## AIM
Copy all lines below containing "change".

## RECORDS SUPPLIED
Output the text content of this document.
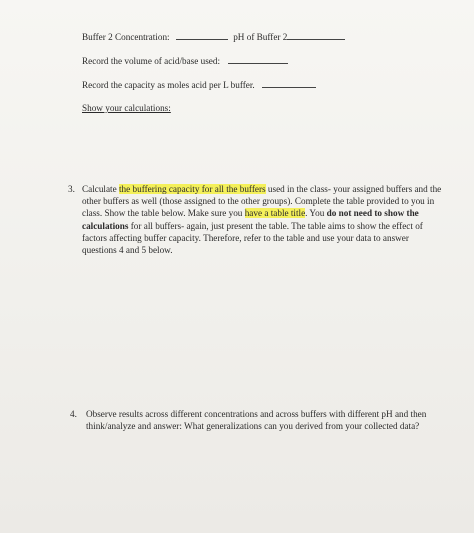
Buffer 2 Concentration:	pH of Buffer 2
Record the volume of acid/base used:
Record the capacity as moles acid per L buffer.
Show your calculations:
3. Calculate the buffering capacity for all the buffers used in the class- your assigned buffers and the other buffers as well (those assigned to the other groups). Complete the table provided to you in class. Show the table below. Make sure you have a table title. You do not need to show the calculations for all buffers- again, just present the table. The table aims to show the effect of factors affecting buffer capacity. Therefore, refer to the table and use your data to answer questions 4 and 5 below.
4. Observe results across different concentrations and across buffers with different pH and then think/analyze and answer: What generalizations can you derived from your collected data?
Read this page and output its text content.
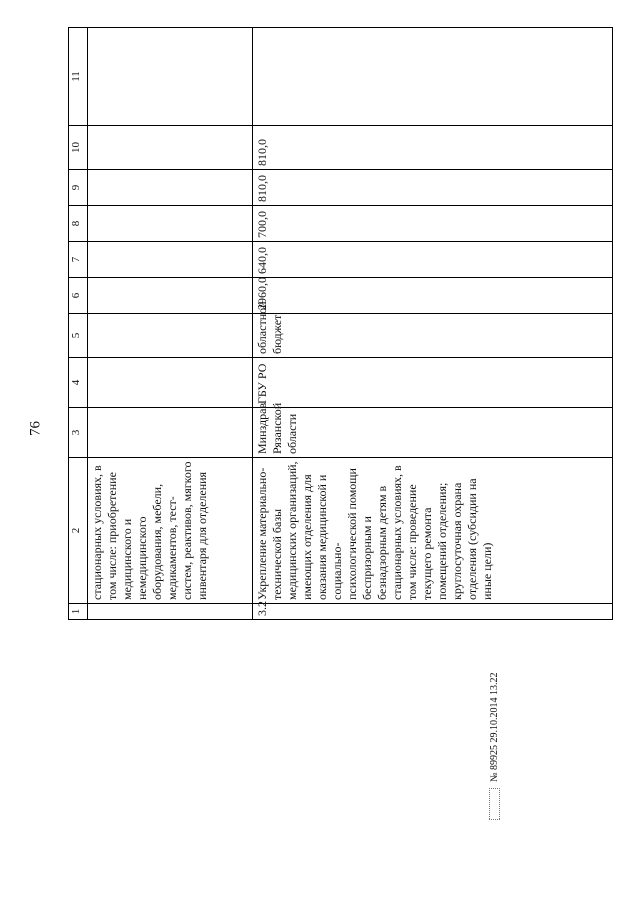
76
1	2	3	4	5	6	7	8	9	10	11
	стационарных условиях, в том числе: приобретение медицинского и немедицинского оборудования, мебели, медикаментов, тест-систем, реактивов, мягкого инвентаря для отделения									
3.2	Укрепление материально-технической базы медицинских организаций, имеющих отделения для оказания медицинской и социально-психологической помощи беспризорным и безнадзорным детям в стационарных условиях, в том числе: проведение текущего ремонта помещений отделения; круглосуточная охрана отделения (субсидии на иные цели)	Минздрав Рязанской области	ГБУ РО	областной бюджет	2960,0	640,0	700,0	810,0	810,0	
№ 89925 29.10.2014 13.22
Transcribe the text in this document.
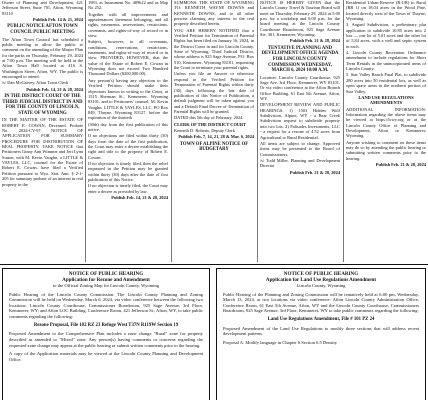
Owner of Planning and Development, 421 Jefferson Street, Suite 701, Afton, Wyoming 83110

Publish Feb. 14 & 21, 2024

PUBLIC NOTICE AFTON TOWN COUNCIL PUBLIC MEETING

The Afton Town Council has scheduled a public meeting to allow the public to comment on the amending of the Master Plan for the parks on Thursday, February 29, 2024 at 7:00 p.m. The meeting will be held at the Afton Town Hall located at 416 S. Washington Street, Afton, WY. The public is encouraged to attend.

/s/ Dan McGarvey, Afton Town Clerk

Publish Feb. 14, 21 & 28, 2024

IN THE DISTRICT COURT OF THE THIRD JUDICIAL DISTRICT IN AND FOR THE COUNTY OF LINCOLN, STATE OF WYOMING

IN THE MATTER OF THE ESTATE OF ROBERT E. COWAN, Deceased. Probate No. 2024-CV-97 NOTICE OF APPLICATION FOR SUMMARY PROCEDURE FOR DISTRIBUTION OF REAL PROPERTY. TAKE NOTICE that Petitioners Ginny Ann Wimmer and Jeri Lynn Sutton, with M. Kevin Vaughn, a LITTLE & VAYLES, LLC, counsel for the Estate of Robert E. Cowan, have filed a Verified Petition pursuant to Wyo. Stat. Ann. § 2-1-205 for summary probate of an interest in real property in the

1983, as Instrument No. 489622 and as Map No 252.

Together with all improvements and appurtenances thereunto belonging, and all rights, easements, reservations, restrictions, covenants, and rights-of-way of record or in view.

Subject, however, to all covenants, conditions, reservations, restrictions, easements, and rights-of-way of record or in view. PROVIDED, HOWEVER, that the value of the Estate of Robert E. Cowan in Wyoming does not exceed Two Hundred Thousand Dollars ($200,000.00).

Any person(s) having any objection to the Verified Petition should make their objections known in writing to the Court, at 1515 Sherman St., Kemmerer, Wyoming 83101, and to Petitioners' counsel, M. Kevin Vaughn, LITTLE & VAYLES, LLC, PO Box 849, Thayne, Wyoming 83127, before the expiration of the thirtieth

(30th) day from the first publication of this notice.

If no objections are filed within thirty (30) days from the date of the first publication, the Court may enter a decree establishing the right and title to the property of Robert E. Cowan.

If no objection is timely filed, then the relief requested in the Petition may be granted within thirty (30) days after the date of first publication of this Notice.

If no objection is timely filed, the Court may enter a decree as provided by law.

Publish Feb. 14, 21 & 28, 2024

SUMMONS: THE STATE OF WYOMING TO: KENNETH WAYNE DOWNS and KENNETH DOWNS, and to all other persons claiming any interest in the real property described herein.

YOU ARE HEREBY NOTIFIED that a Verified Petition for Termination of Parental Rights has been filed on January 16, 2024, in the District Court in and for Lincoln County, State of Wyoming, Third Judicial District, whose address is 925 Sage Avenue, P.O. Box 510, Kemmerer, Wyoming 83101, requesting the Court to terminate your parental rights.

Unless you file an Answer or otherwise respond to the Verified Petition for Termination of Parental Rights within thirty (30) days following the last date of publication of this Notice of Publication, a default judgment will be taken against you and a Default Final Decree of Termination of Parental Rights will be granted.

DATED this 5th day of February, 2024.

CLERK OF THE DISTRICT COURT

Kenneth D. Roberts, Deputy Clerk

Publish Feb. 7, 14, 21, 28 & Mar. 6, 2024

TOWN OF ALPINE NOTICE OF BUDGETARY

NOTICE IS HEREBY GIVEN that the Lincoln County Travel & Tourism Board will meet on Thursday, February 29, 2024 at 5:00 p.m. for a workshop and 6:00 p.m. for the board meeting at the Lincoln County Courthouse Boardroom, 925 Sage Avenue Ste. 301, Kemmerer, Wyoming.

Publish Feb. 21 & 28, 2024

TENTATIVE PLANNING AND DEVELOPMENT OFFICE AGENDA FOR LINCOLN COUNTY COMMISSION WEDNESDAY, MARCH 6, 2024 10:00 A.M.

Location: Lincoln County Courthouse, 925 Sage Ave. 3rd Floor, Kemmerer, WY 83101. Or via video conference at the Afton Branch Office Building, 61 East 5th Avenue, Afton, WY.

DEVELOPMENT REVIEW AND PUBLIC HEARINGS: 1) 1503 Hidden Wolf Subdivision, Alpine, WY - a Bear Creek Subdivision request to subdivide property into two lots. 2) Palisades Investments, LLC - a request for a rezone of 4.52 acres from Agricultural to Rural Residential.

All items are subject to change. Approved items may be presented to the Board of Commissioners.

/s/ Todd Miller, Planning and Development Director

Publish Feb. 21 & 28, 2024

Residential Urban-Reserve (R-UR) to Rural (RR 1) on 18.04 acres in the Wood Pine, located directly west of the Town of Thayne, Wyoming.

3. Aagard Subdivision, a preliminary plat application to subdivide 10.85 acres into 2 lots — one lot of 5.01 acres and the other lot of 5.84 acres, with a well and septic system in each.

4. Lincoln County Recreation Ordinance amendment to include regulations for Short Term Rentals in the unincorporated areas of Lincoln County.

5. Star Valley Ranch Final Plat, to subdivide 280 acres into 50 residential lots, as well as open space areas in the northern portion of Star Valley.

LAND USE REGULATIONS AMENDMENTS

ADDITIONAL INFORMATION: Information regarding the above items may be viewed at https://lcwy.org or at the Lincoln County Office of Planning and Development, Afton or Kemmerer, Wyoming.

Anyone wishing to comment on these items may do so by attending the public hearing or submitting written comments prior to the hearing.

Publish Feb. 21 & 28, 2024

NOTICE OF PUBLIC HEARING
Application for Rezone and Amendment
to the Official Zoning Map for Lincoln County, Wyoming

Public Hearing of the Lincoln County Commission. The Lincoln County Planning and Zoning Commission will be held on Wednesday, March 6, 2024, via video conference between the following two locations: Lincoln County Courthouse, Commissioner Boardroom, 925 Sage Avenue, 3rd Floor, Kemmerer, WY; and Afton LOC Building, Conference Room, 421 Jefferson St., Afton, WY, to take public comments regarding the following:

Rezone Proposal, File 102 RZ 23 Refuge West T37N R119W Section 19

Proposed Amendment to the Comprehensive Plan includes a zone change "Rural" zone for property described as amended to "Mixed" zone. Any person(s) having comments or concerns regarding the requested zone change may appear at the public hearing or submit written comments prior to the hearing.

A copy of the Application materials may be viewed at the Lincoln County Planning and Development Office.

NOTICE OF PUBLIC HEARING
Application for Land Use Regulations Amendment
Lincoln County, Wyoming

Public Hearing of the Planning and Zoning Commission will be tentatively held at 6:00 pm, Wednesday, March 13, 2024, at two locations via video conference: Afton Lincoln County Administration Office, Conference Room, 61 East 5th Avenue, Afton, WY and the Lincoln County Courthouse, Commissioners Boardroom, 925 Sage Avenue, 3rd Floor, Kemmerer, WY to take public comments regarding the following:

Land Use Regulations Amendment, File # 101 PZ 24

Proposed Amendment of the Land Use Regulations to modify three sections that will address recent development patterns.

Proposal A. Modify language in Chapter 6 Section 6.5 Density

## ANSWER
All items are subject to change. Approved items may be presented to the Board of Commissioners.
Proposed Amendment to the Comprehensive Plan includes a zone change "Rural" zone for property described as amended to "Mixed" zone. Any person(s) having comments or concerns regarding the requested zone change may appear at the public hearing or submit written comments prior to the hearing.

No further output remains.